- [Directions for this task]
Reproduce the records that follow in full, excluding any picture they contain.

- [Input records]
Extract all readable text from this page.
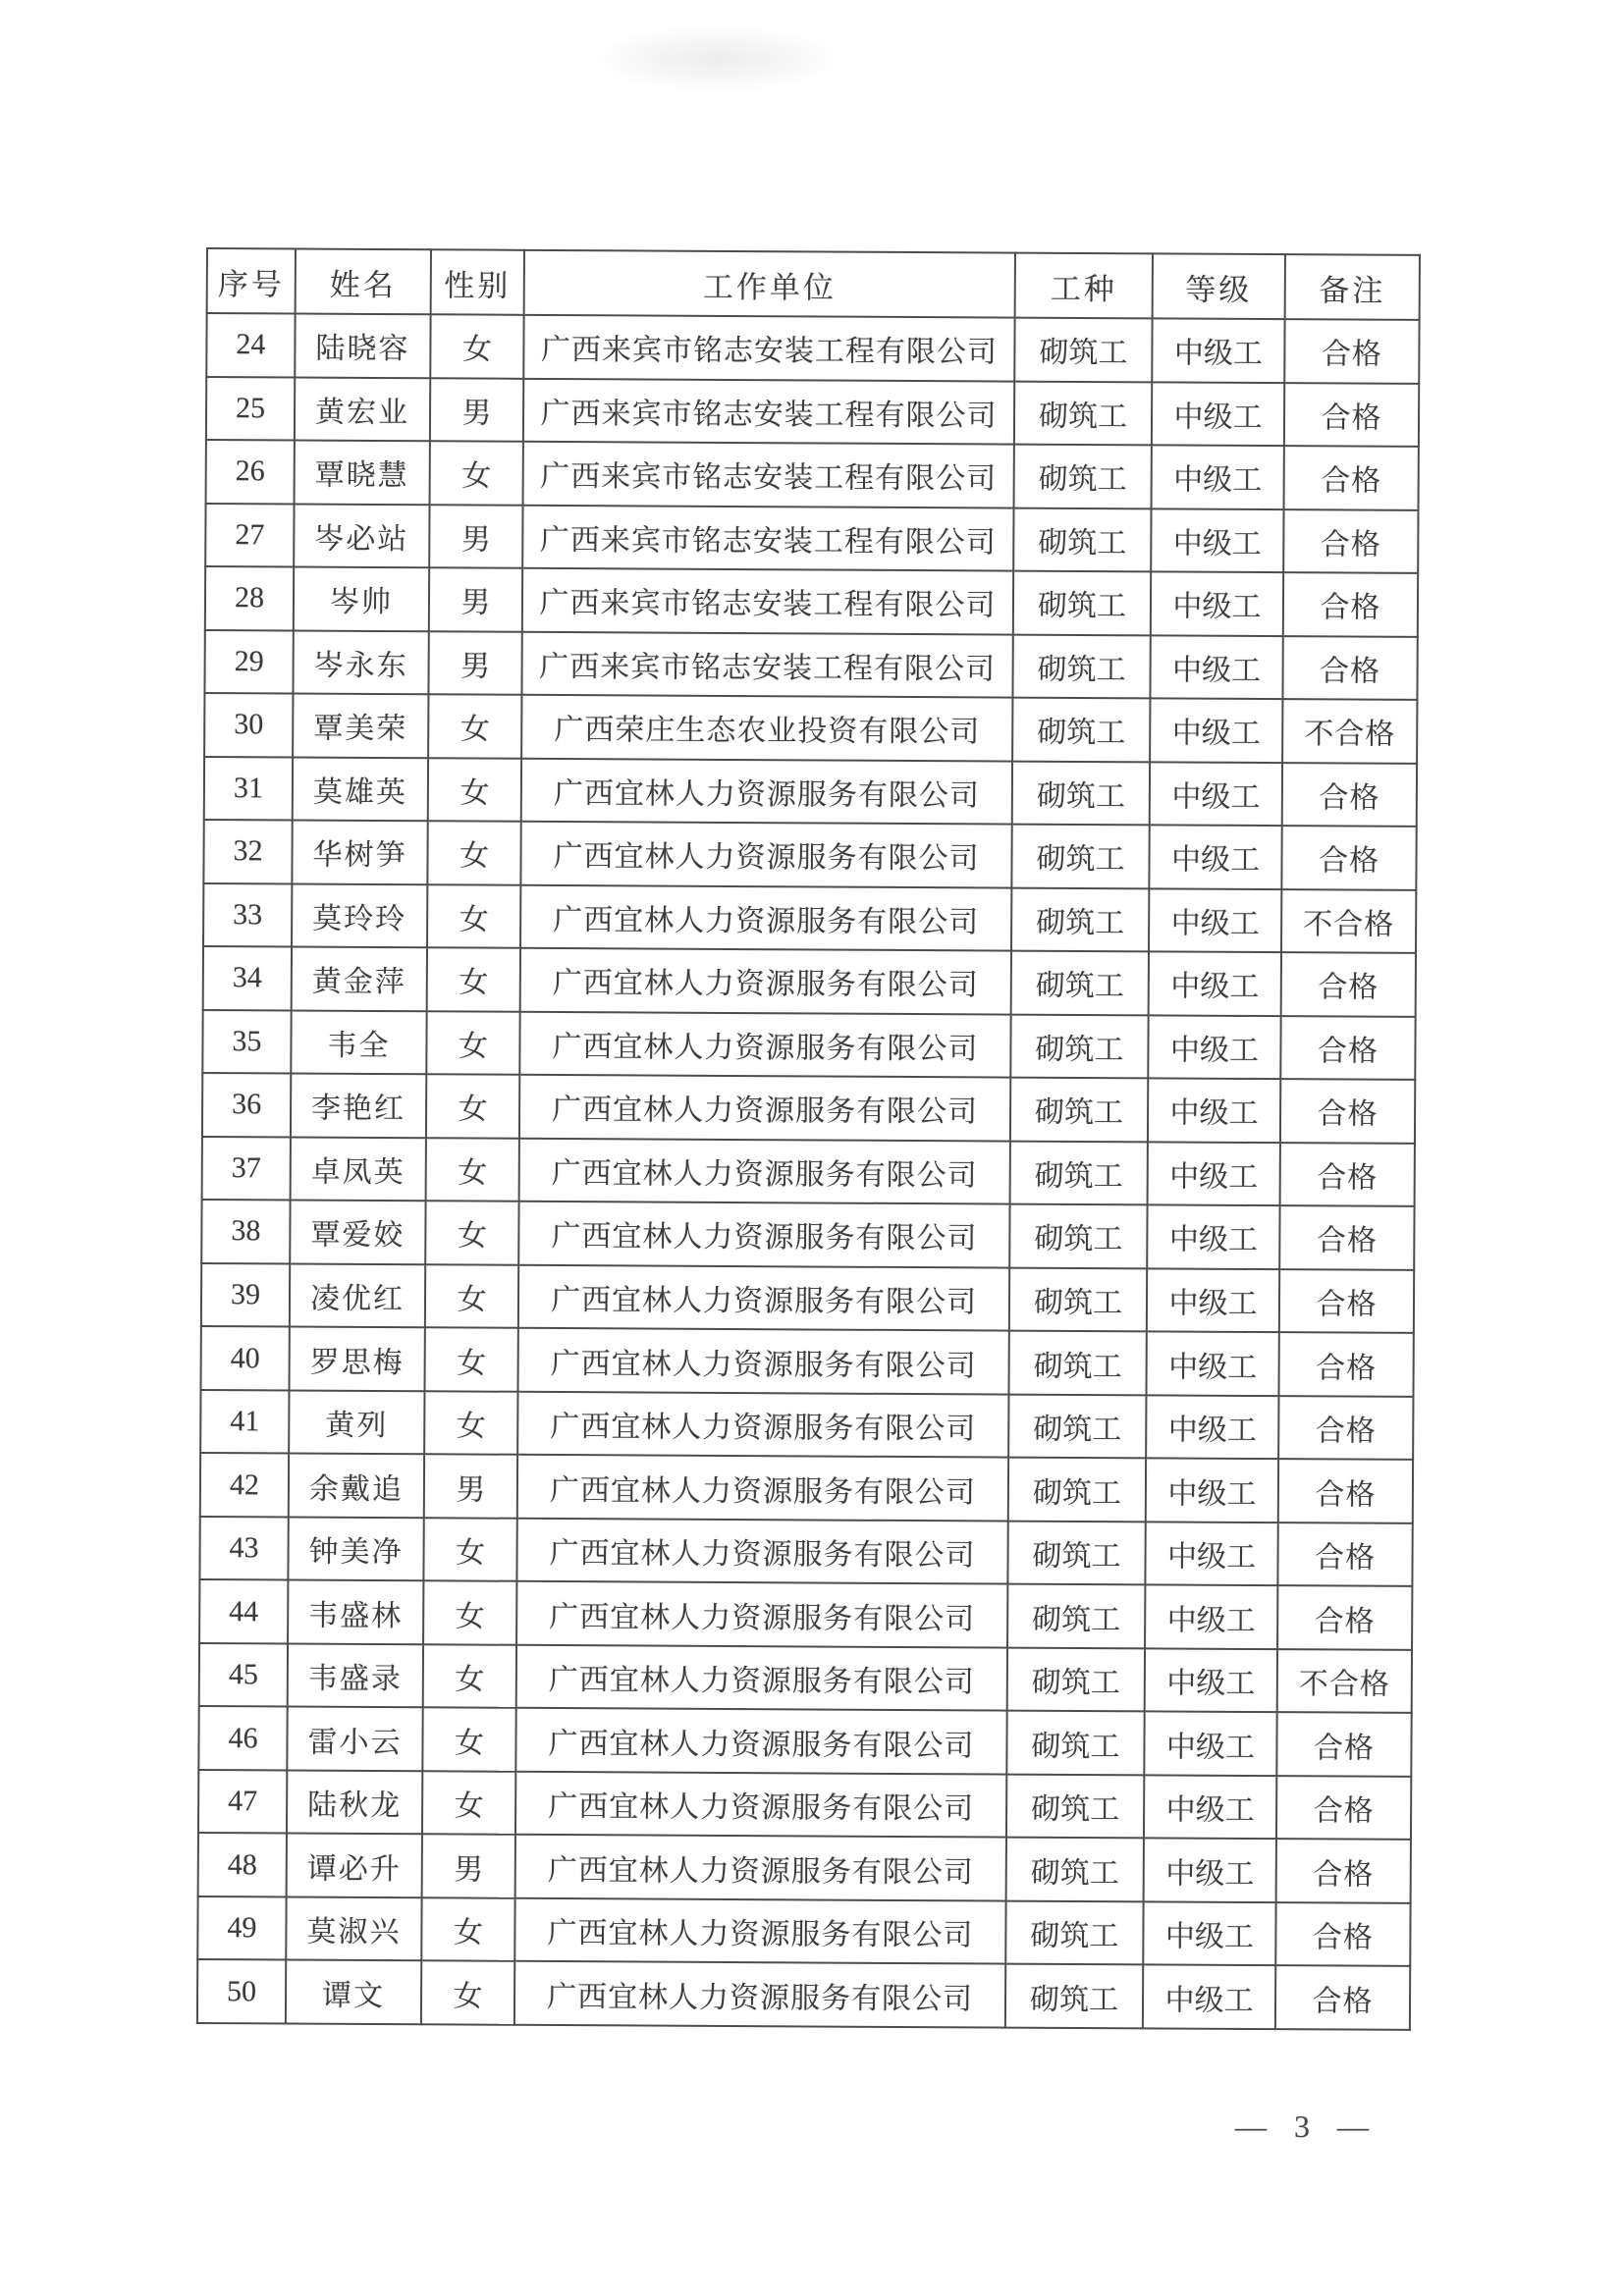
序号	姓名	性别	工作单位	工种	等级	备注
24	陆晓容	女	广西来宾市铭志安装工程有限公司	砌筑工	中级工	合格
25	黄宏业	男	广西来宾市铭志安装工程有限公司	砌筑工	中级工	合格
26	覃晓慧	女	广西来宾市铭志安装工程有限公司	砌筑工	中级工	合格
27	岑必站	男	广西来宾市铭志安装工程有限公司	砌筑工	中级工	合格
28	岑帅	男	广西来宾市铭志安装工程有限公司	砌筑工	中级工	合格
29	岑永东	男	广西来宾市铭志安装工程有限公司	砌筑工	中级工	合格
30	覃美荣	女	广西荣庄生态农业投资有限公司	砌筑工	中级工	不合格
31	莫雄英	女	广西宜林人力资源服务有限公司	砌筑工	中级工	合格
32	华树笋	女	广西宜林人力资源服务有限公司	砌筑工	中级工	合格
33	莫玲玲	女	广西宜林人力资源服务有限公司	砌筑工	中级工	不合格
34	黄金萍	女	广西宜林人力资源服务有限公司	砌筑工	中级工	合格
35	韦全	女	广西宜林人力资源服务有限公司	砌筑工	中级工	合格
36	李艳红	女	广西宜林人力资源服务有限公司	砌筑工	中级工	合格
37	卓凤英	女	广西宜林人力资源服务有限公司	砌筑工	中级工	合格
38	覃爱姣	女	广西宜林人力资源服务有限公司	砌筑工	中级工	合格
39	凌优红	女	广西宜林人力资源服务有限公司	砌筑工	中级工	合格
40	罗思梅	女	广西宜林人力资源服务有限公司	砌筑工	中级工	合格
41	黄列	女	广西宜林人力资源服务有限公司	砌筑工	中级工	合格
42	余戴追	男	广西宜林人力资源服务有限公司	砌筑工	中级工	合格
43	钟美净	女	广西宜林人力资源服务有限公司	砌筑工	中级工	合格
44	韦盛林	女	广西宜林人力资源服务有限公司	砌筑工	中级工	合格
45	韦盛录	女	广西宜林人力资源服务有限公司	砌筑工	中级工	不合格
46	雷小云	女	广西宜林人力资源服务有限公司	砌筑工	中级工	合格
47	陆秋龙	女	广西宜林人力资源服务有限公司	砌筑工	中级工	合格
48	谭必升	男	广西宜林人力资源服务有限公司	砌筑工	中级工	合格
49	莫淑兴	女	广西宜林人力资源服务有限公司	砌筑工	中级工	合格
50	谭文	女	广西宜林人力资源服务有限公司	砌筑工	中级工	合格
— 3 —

- [Reply to the exercise]
Extract all readable text from this page.
序号	姓名	性别	工作单位	工种	等级	备注
24	陆晓容	女	广西来宾市铭志安装工程有限公司	砌筑工	中级工	合格
25	黄宏业	男	广西来宾市铭志安装工程有限公司	砌筑工	中级工	合格
26	覃晓慧	女	广西来宾市铭志安装工程有限公司	砌筑工	中级工	合格
27	岑必站	男	广西来宾市铭志安装工程有限公司	砌筑工	中级工	合格
28	岑帅	男	广西来宾市铭志安装工程有限公司	砌筑工	中级工	合格
29	岑永东	男	广西来宾市铭志安装工程有限公司	砌筑工	中级工	合格
30	覃美荣	女	广西荣庄生态农业投资有限公司	砌筑工	中级工	不合格
31	莫雄英	女	广西宜林人力资源服务有限公司	砌筑工	中级工	合格
32	华树笋	女	广西宜林人力资源服务有限公司	砌筑工	中级工	合格
33	莫玲玲	女	广西宜林人力资源服务有限公司	砌筑工	中级工	不合格
34	黄金萍	女	广西宜林人力资源服务有限公司	砌筑工	中级工	合格
35	韦全	女	广西宜林人力资源服务有限公司	砌筑工	中级工	合格
36	李艳红	女	广西宜林人力资源服务有限公司	砌筑工	中级工	合格
37	卓凤英	女	广西宜林人力资源服务有限公司	砌筑工	中级工	合格
38	覃爱姣	女	广西宜林人力资源服务有限公司	砌筑工	中级工	合格
39	凌优红	女	广西宜林人力资源服务有限公司	砌筑工	中级工	合格
40	罗思梅	女	广西宜林人力资源服务有限公司	砌筑工	中级工	合格
41	黄列	女	广西宜林人力资源服务有限公司	砌筑工	中级工	合格
42	余戴追	男	广西宜林人力资源服务有限公司	砌筑工	中级工	合格
43	钟美净	女	广西宜林人力资源服务有限公司	砌筑工	中级工	合格
44	韦盛林	女	广西宜林人力资源服务有限公司	砌筑工	中级工	合格
45	韦盛录	女	广西宜林人力资源服务有限公司	砌筑工	中级工	不合格
46	雷小云	女	广西宜林人力资源服务有限公司	砌筑工	中级工	合格
47	陆秋龙	女	广西宜林人力资源服务有限公司	砌筑工	中级工	合格
48	谭必升	男	广西宜林人力资源服务有限公司	砌筑工	中级工	合格
49	莫淑兴	女	广西宜林人力资源服务有限公司	砌筑工	中级工	合格
50	谭文	女	广西宜林人力资源服务有限公司	砌筑工	中级工	合格
— 3 —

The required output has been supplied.